** begin Data extract **

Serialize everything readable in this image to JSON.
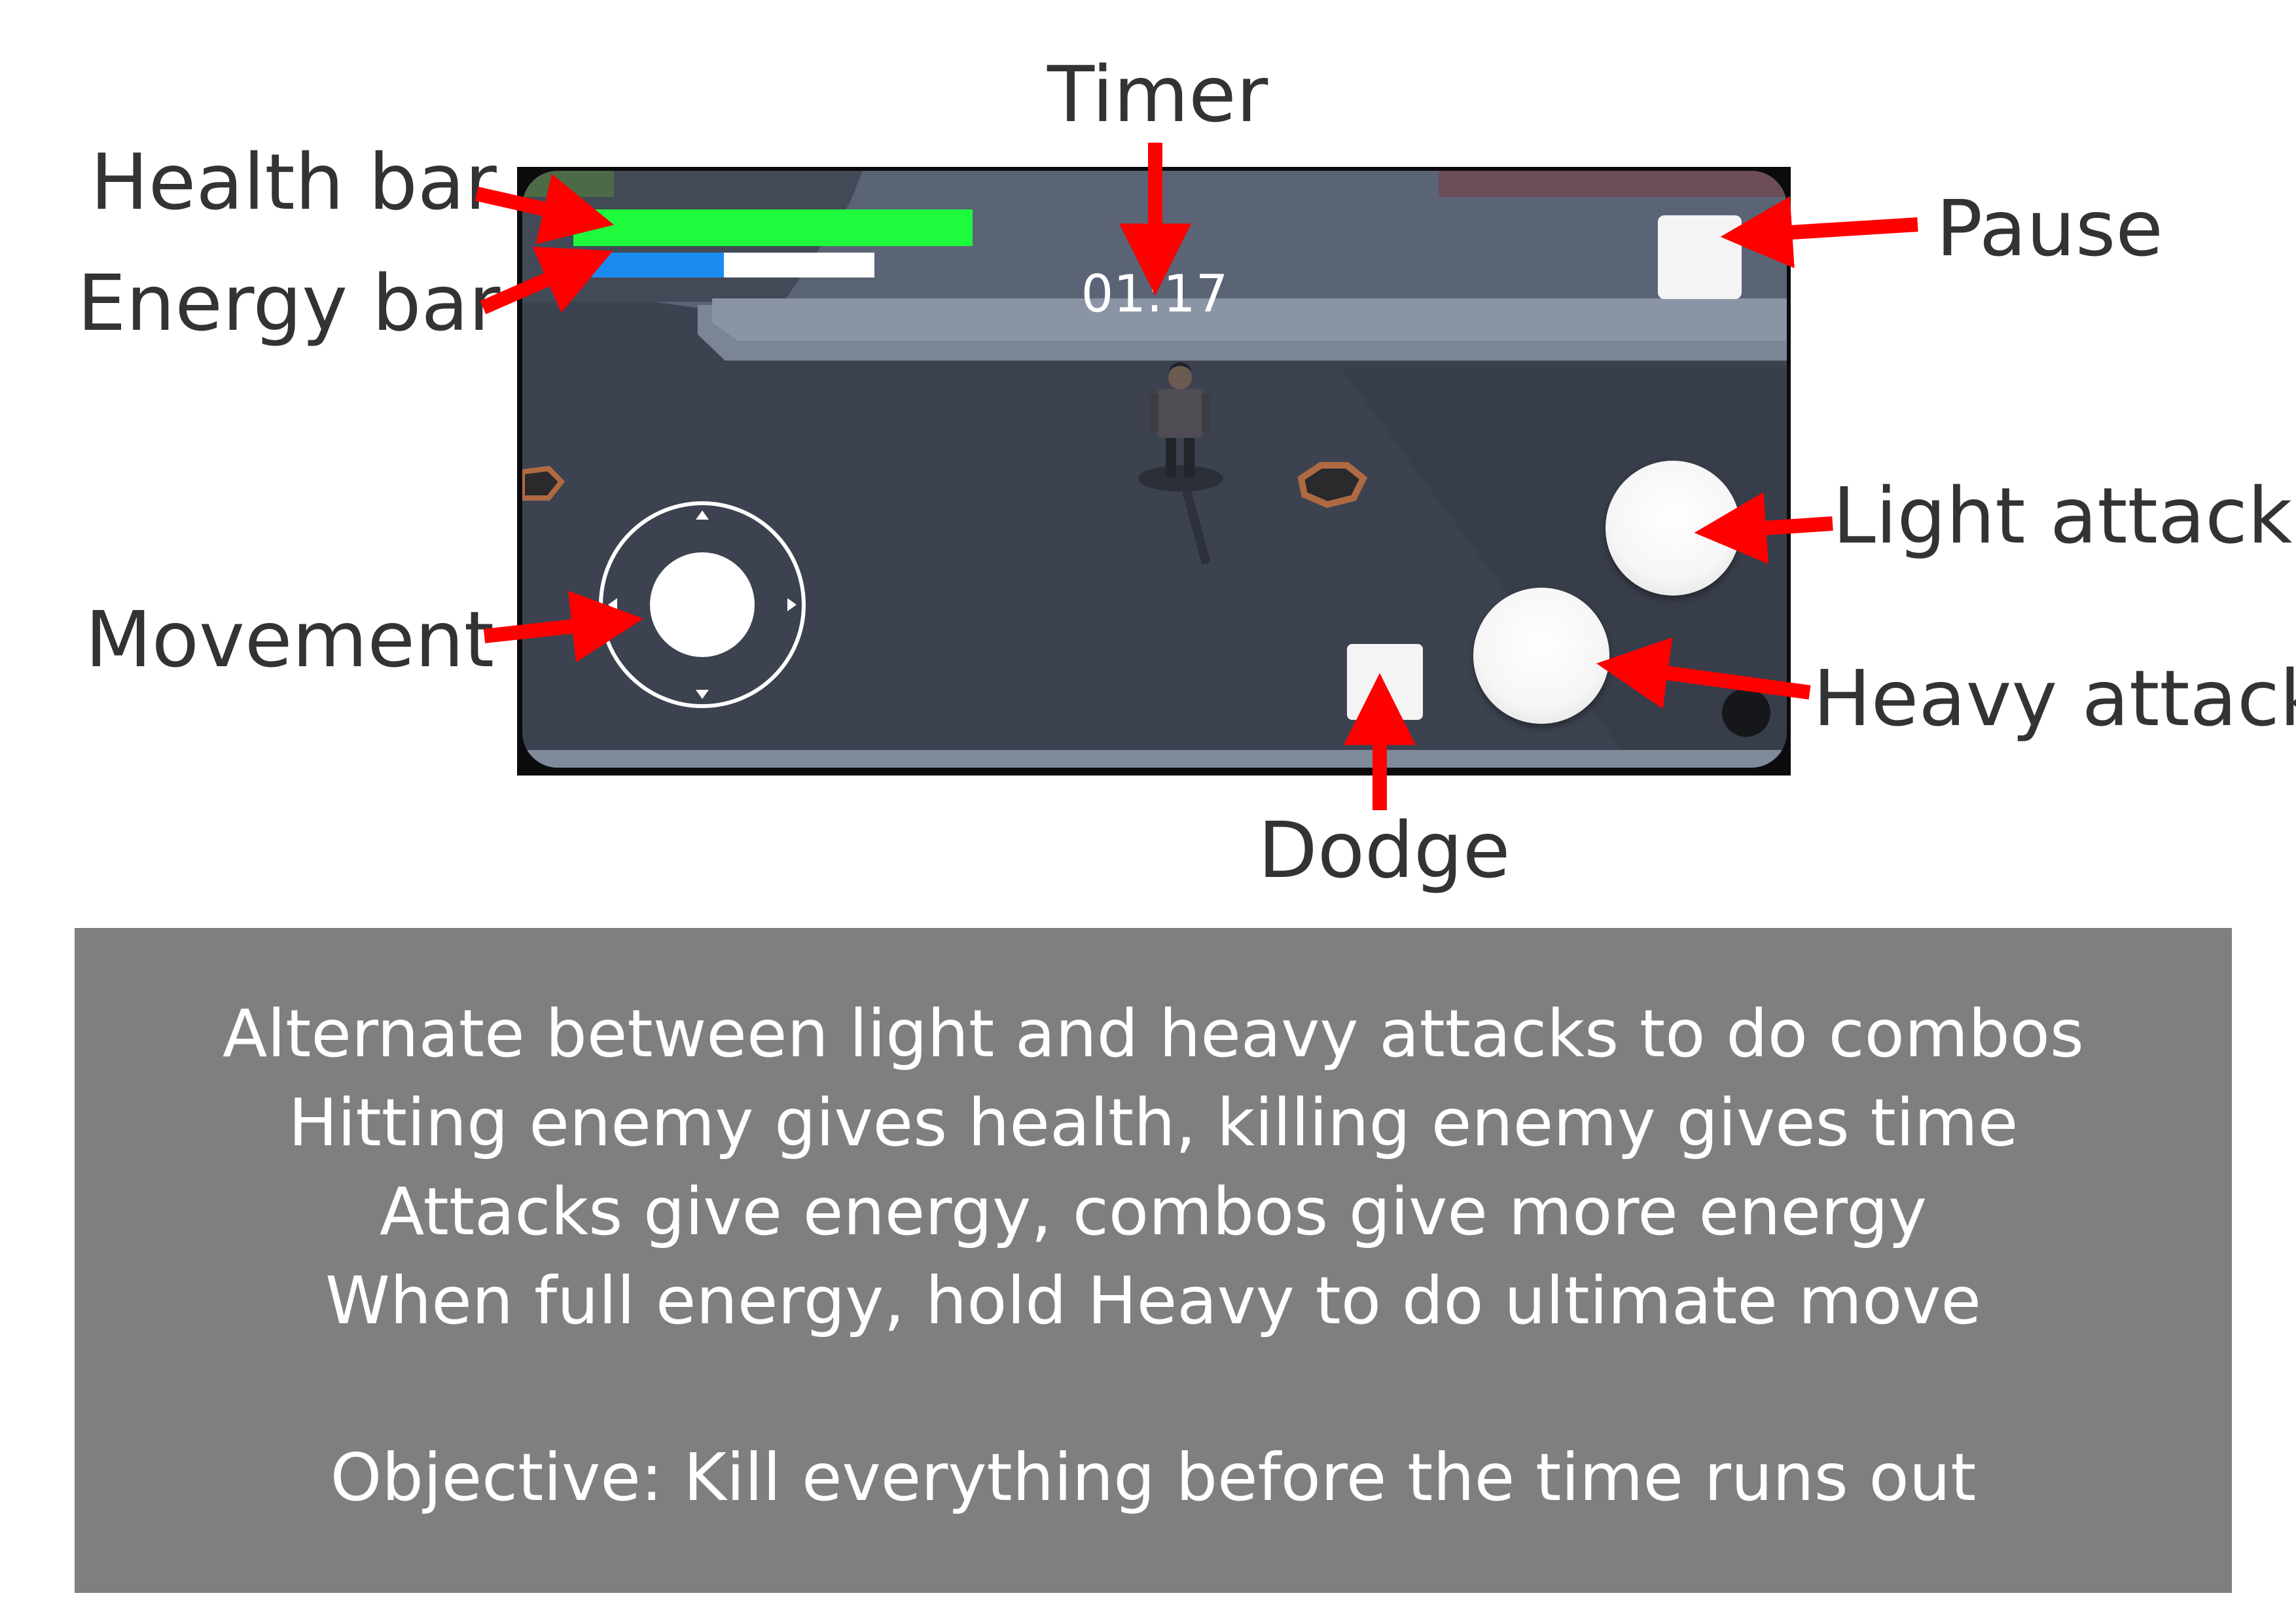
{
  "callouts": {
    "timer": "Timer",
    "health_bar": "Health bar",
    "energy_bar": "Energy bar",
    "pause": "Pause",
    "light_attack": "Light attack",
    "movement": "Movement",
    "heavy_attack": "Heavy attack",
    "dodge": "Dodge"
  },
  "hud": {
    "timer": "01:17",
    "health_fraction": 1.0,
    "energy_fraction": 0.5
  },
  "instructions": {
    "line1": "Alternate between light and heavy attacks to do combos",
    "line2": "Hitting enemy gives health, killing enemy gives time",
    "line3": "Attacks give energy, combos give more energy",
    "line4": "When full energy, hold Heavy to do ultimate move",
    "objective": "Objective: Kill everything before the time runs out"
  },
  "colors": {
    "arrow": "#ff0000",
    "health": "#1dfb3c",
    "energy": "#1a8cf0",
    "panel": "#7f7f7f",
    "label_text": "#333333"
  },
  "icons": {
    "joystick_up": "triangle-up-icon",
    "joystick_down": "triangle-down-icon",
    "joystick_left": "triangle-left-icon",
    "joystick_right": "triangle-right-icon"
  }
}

** end Data extract **

_Brief_. Output the full set of records above without changing a word, and drop the images.

_Output_.
Serialize everything readable in this image to JSON.
{
  "callouts": {
    "timer": "Timer",
    "health_bar": "Health bar",
    "energy_bar": "Energy bar",
    "pause": "Pause",
    "light_attack": "Light attack",
    "movement": "Movement",
    "heavy_attack": "Heavy attack",
    "dodge": "Dodge"
  },
  "hud": {
    "timer": "01:17",
    "health_fraction": 1.0,
    "energy_fraction": 0.5
  },
  "instructions": {
    "line1": "Alternate between light and heavy attacks to do combos",
    "line2": "Hitting enemy gives health, killing enemy gives time",
    "line3": "Attacks give energy, combos give more energy",
    "line4": "When full energy, hold Heavy to do ultimate move",
    "objective": "Objective: Kill everything before the time runs out"
  },
  "colors": {
    "arrow": "#ff0000",
    "health": "#1dfb3c",
    "energy": "#1a8cf0",
    "panel": "#7f7f7f",
    "label_text": "#333333"
  },
  "icons": {
    "joystick_up": "triangle-up-icon",
    "joystick_down": "triangle-down-icon",
    "joystick_left": "triangle-left-icon",
    "joystick_right": "triangle-right-icon"
  }
}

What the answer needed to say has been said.